Rows:
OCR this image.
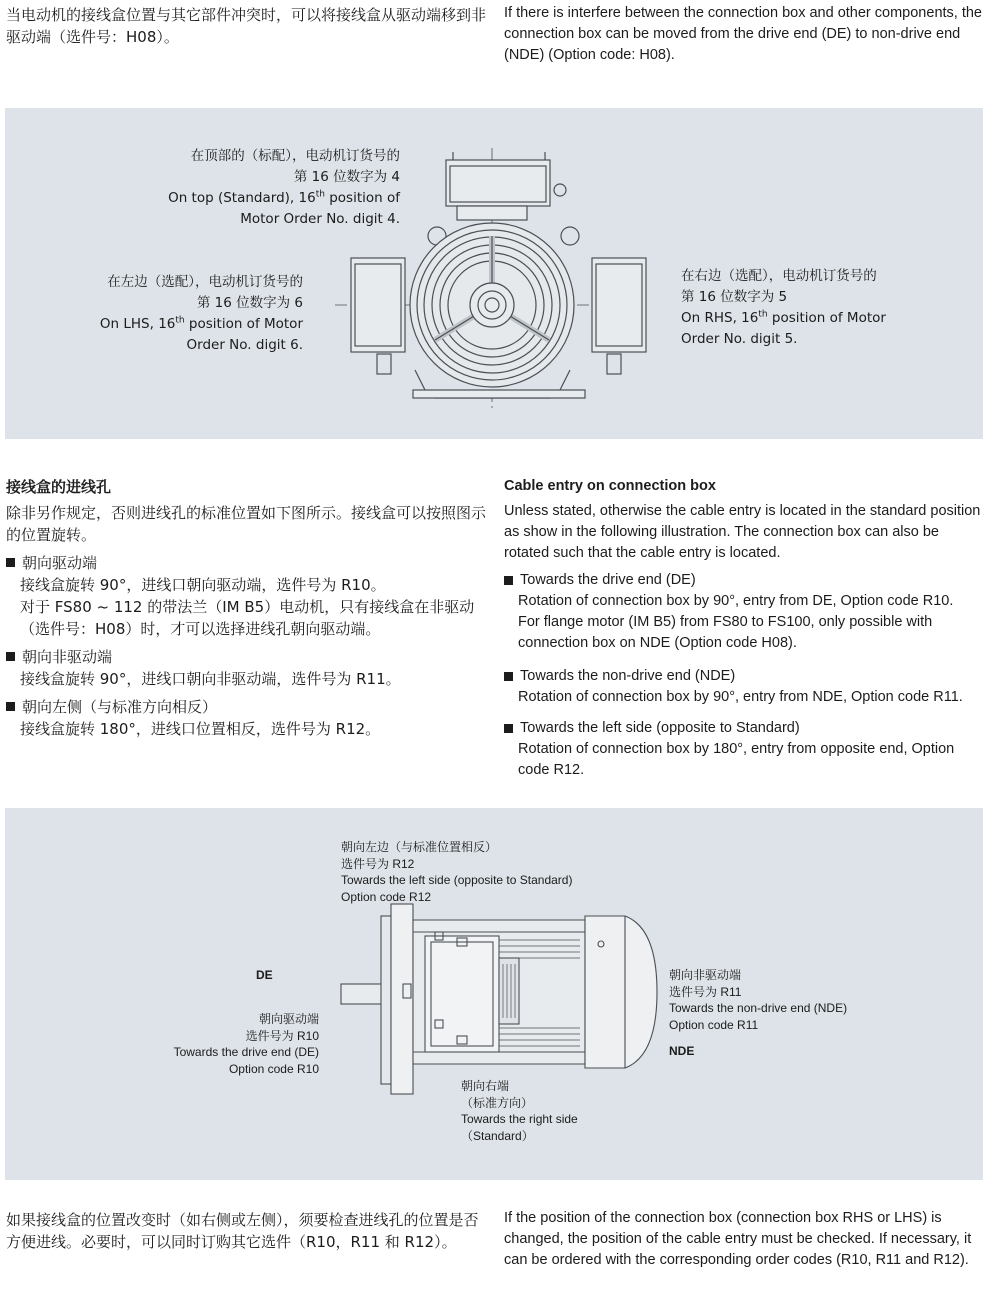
当电动机的接线盒位置与其它部件冲突时，可以将接线盒从驱动端移到非驱动端（选件号：H08）。

If there is interfere between the connection box and other components, the connection box can be moved from the drive end (DE) to non-drive end (NDE) (Option code: H08).

在顶部的（标配），电动机订货号的
第 16 位数字为 4
On top (Standard), 16th position of
Motor Order No. digit 4.
在左边（选配），电动机订货号的
第 16 位数字为 6
On LHS, 16th position of Motor
Order No. digit 6.
在右边（选配），电动机订货号的
第 16 位数字为 5
On RHS, 16th position of Motor
Order No. digit 5.

接线盒的进线孔

除非另作规定，否则进线孔的标准位置如下图所示。接线盒可以按照图示的位置旋转。

朝向驱动端

接线盒旋转 90°，进线口朝向驱动端，选件号为 R10。

对于 FS80 ~ 112 的带法兰（IM B5）电动机，只有接线盒在非驱动（选件号：H08）时，才可以选择进线孔朝向驱动端。

朝向非驱动端

接线盒旋转 90°，进线口朝向非驱动端，选件号为 R11。

朝向左侧（与标准方向相反）

接线盒旋转 180°，进线口位置相反，选件号为 R12。

Cable entry on connection box

Unless stated, otherwise the cable entry is located in the standard position as show in the following illustration. The connection box can also be rotated such that the cable entry is located.

Towards the drive end (DE)

Rotation of connection box by 90°, entry from DE, Option code R10.

For flange motor (IM B5) from FS80 to FS100, only possible with connection box on NDE (Option code H08).

Towards the non-drive end (NDE)

Rotation of connection box by 90°, entry from NDE, Option code R11.

Towards the left side (opposite to Standard)

Rotation of connection box by 180°, entry from opposite end, Option code R12.

朝向左边（与标准位置相反）
选件号为 R12
Towards the left side (opposite to Standard)
Option code R12
DE
朝向驱动端
选件号为 R10
Towards the drive end (DE)
Option code R10
朝向非驱动端
选件号为 R11
Towards the non-drive end (NDE)
Option code R11
NDE
朝向右端
（标准方向）
Towards the right side
（Standard）

如果接线盒的位置改变时（如右侧或左侧），须要检查进线孔的位置是否方便进线。必要时，可以同时订购其它选件（R10，R11 和 R12）。

If the position of the connection box (connection box RHS or LHS) is changed, the position of the cable entry must be checked. If necessary, it can be ordered with the corresponding order codes (R10, R11 and R12).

To be done: Read through the data and copy every line where "接线盒旋转" shows up.

Output:
接线盒旋转 90°，进线口朝向驱动端，选件号为 R10。
接线盒旋转 90°，进线口朝向非驱动端，选件号为 R11。
接线盒旋转 180°，进线口位置相反，选件号为 R12。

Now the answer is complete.